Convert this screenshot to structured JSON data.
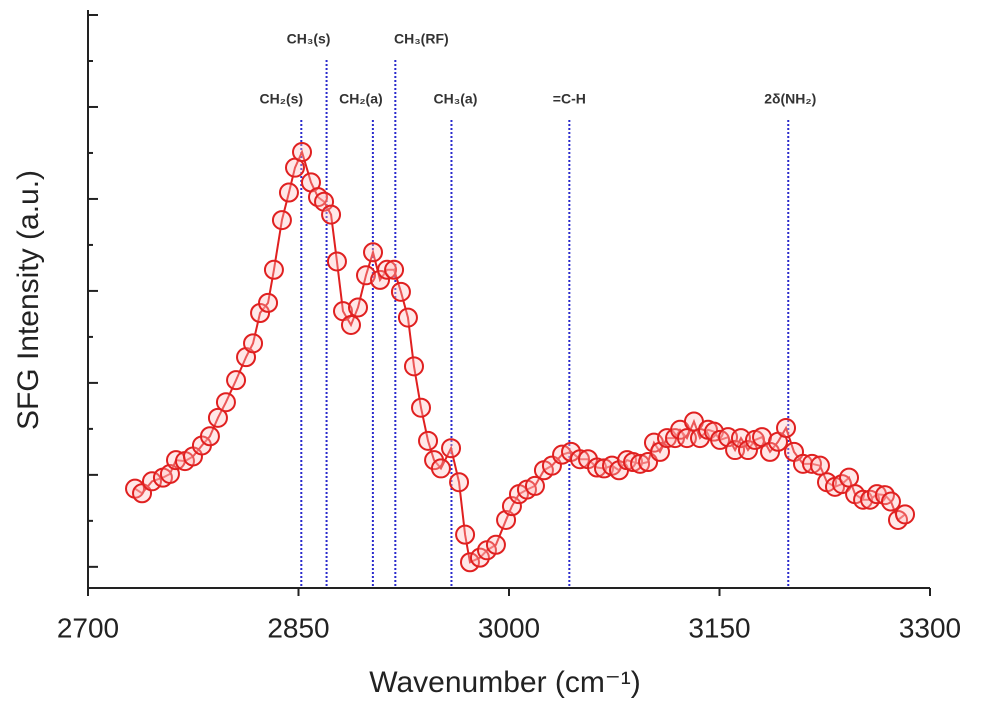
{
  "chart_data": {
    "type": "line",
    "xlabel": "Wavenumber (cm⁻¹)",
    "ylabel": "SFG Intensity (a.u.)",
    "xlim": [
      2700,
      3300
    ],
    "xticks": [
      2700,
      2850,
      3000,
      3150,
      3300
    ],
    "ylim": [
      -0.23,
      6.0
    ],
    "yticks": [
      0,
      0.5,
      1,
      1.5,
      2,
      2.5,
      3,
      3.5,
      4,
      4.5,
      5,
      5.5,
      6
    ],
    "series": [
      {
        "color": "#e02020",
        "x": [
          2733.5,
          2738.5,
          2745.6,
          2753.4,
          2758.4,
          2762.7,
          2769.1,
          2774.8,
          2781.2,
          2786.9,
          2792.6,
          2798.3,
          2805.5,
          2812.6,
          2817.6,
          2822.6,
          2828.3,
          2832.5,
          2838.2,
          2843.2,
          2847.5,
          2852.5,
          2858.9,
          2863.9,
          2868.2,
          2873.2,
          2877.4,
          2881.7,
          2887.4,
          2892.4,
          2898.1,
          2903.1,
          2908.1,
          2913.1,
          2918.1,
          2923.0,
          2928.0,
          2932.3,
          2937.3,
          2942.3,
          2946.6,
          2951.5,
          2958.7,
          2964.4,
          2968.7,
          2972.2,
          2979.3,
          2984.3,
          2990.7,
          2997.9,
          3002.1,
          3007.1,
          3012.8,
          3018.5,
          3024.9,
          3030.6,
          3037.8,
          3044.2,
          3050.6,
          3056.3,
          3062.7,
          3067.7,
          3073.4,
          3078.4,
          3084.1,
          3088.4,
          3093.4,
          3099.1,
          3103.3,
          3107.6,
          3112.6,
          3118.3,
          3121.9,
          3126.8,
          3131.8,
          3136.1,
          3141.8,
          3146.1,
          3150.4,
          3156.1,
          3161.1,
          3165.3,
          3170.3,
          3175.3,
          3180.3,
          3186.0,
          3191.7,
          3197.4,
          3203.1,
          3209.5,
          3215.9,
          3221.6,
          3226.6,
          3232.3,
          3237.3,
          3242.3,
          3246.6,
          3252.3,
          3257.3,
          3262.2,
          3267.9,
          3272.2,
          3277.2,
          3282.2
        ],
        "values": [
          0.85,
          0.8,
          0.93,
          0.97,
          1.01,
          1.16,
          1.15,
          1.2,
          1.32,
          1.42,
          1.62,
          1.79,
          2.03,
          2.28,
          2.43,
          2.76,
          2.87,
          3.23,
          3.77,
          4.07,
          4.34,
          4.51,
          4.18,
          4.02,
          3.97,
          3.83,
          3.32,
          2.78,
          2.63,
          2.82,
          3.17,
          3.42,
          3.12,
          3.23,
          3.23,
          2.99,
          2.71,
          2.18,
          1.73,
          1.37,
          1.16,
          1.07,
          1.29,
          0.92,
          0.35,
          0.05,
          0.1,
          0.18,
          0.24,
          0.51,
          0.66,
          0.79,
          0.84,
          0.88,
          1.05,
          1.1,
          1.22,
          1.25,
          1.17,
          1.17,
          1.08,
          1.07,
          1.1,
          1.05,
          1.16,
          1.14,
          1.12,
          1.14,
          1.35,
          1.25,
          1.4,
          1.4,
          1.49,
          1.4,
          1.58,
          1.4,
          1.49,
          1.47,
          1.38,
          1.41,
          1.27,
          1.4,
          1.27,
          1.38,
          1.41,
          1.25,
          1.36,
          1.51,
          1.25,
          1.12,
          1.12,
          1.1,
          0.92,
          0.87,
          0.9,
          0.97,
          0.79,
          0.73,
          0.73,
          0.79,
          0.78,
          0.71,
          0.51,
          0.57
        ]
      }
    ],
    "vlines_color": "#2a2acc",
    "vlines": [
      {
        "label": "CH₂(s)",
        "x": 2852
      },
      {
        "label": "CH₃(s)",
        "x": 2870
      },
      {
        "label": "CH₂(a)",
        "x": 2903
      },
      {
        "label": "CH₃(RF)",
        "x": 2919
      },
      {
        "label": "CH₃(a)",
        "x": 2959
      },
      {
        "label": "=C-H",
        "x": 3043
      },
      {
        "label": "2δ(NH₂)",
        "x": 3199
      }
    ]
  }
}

________________________________________

**PROBLEM TO SOLVE**. Take the listing above and restate it word for word, without its pictures.

**RESULT OF THE EXERCISE**.
Convert this screenshot to structured JSON data.
{
  "chart_data": {
    "type": "line",
    "xlabel": "Wavenumber (cm⁻¹)",
    "ylabel": "SFG Intensity (a.u.)",
    "xlim": [
      2700,
      3300
    ],
    "xticks": [
      2700,
      2850,
      3000,
      3150,
      3300
    ],
    "ylim": [
      -0.23,
      6.0
    ],
    "yticks": [
      0,
      0.5,
      1,
      1.5,
      2,
      2.5,
      3,
      3.5,
      4,
      4.5,
      5,
      5.5,
      6
    ],
    "series": [
      {
        "color": "#e02020",
        "x": [
          2733.5,
          2738.5,
          2745.6,
          2753.4,
          2758.4,
          2762.7,
          2769.1,
          2774.8,
          2781.2,
          2786.9,
          2792.6,
          2798.3,
          2805.5,
          2812.6,
          2817.6,
          2822.6,
          2828.3,
          2832.5,
          2838.2,
          2843.2,
          2847.5,
          2852.5,
          2858.9,
          2863.9,
          2868.2,
          2873.2,
          2877.4,
          2881.7,
          2887.4,
          2892.4,
          2898.1,
          2903.1,
          2908.1,
          2913.1,
          2918.1,
          2923.0,
          2928.0,
          2932.3,
          2937.3,
          2942.3,
          2946.6,
          2951.5,
          2958.7,
          2964.4,
          2968.7,
          2972.2,
          2979.3,
          2984.3,
          2990.7,
          2997.9,
          3002.1,
          3007.1,
          3012.8,
          3018.5,
          3024.9,
          3030.6,
          3037.8,
          3044.2,
          3050.6,
          3056.3,
          3062.7,
          3067.7,
          3073.4,
          3078.4,
          3084.1,
          3088.4,
          3093.4,
          3099.1,
          3103.3,
          3107.6,
          3112.6,
          3118.3,
          3121.9,
          3126.8,
          3131.8,
          3136.1,
          3141.8,
          3146.1,
          3150.4,
          3156.1,
          3161.1,
          3165.3,
          3170.3,
          3175.3,
          3180.3,
          3186.0,
          3191.7,
          3197.4,
          3203.1,
          3209.5,
          3215.9,
          3221.6,
          3226.6,
          3232.3,
          3237.3,
          3242.3,
          3246.6,
          3252.3,
          3257.3,
          3262.2,
          3267.9,
          3272.2,
          3277.2,
          3282.2
        ],
        "values": [
          0.85,
          0.8,
          0.93,
          0.97,
          1.01,
          1.16,
          1.15,
          1.2,
          1.32,
          1.42,
          1.62,
          1.79,
          2.03,
          2.28,
          2.43,
          2.76,
          2.87,
          3.23,
          3.77,
          4.07,
          4.34,
          4.51,
          4.18,
          4.02,
          3.97,
          3.83,
          3.32,
          2.78,
          2.63,
          2.82,
          3.17,
          3.42,
          3.12,
          3.23,
          3.23,
          2.99,
          2.71,
          2.18,
          1.73,
          1.37,
          1.16,
          1.07,
          1.29,
          0.92,
          0.35,
          0.05,
          0.1,
          0.18,
          0.24,
          0.51,
          0.66,
          0.79,
          0.84,
          0.88,
          1.05,
          1.1,
          1.22,
          1.25,
          1.17,
          1.17,
          1.08,
          1.07,
          1.1,
          1.05,
          1.16,
          1.14,
          1.12,
          1.14,
          1.35,
          1.25,
          1.4,
          1.4,
          1.49,
          1.4,
          1.58,
          1.4,
          1.49,
          1.47,
          1.38,
          1.41,
          1.27,
          1.4,
          1.27,
          1.38,
          1.41,
          1.25,
          1.36,
          1.51,
          1.25,
          1.12,
          1.12,
          1.1,
          0.92,
          0.87,
          0.9,
          0.97,
          0.79,
          0.73,
          0.73,
          0.79,
          0.78,
          0.71,
          0.51,
          0.57
        ]
      }
    ],
    "vlines_color": "#2a2acc",
    "vlines": [
      {
        "label": "CH₂(s)",
        "x": 2852
      },
      {
        "label": "CH₃(s)",
        "x": 2870
      },
      {
        "label": "CH₂(a)",
        "x": 2903
      },
      {
        "label": "CH₃(RF)",
        "x": 2919
      },
      {
        "label": "CH₃(a)",
        "x": 2959
      },
      {
        "label": "=C-H",
        "x": 3043
      },
      {
        "label": "2δ(NH₂)",
        "x": 3199
      }
    ]
  }
}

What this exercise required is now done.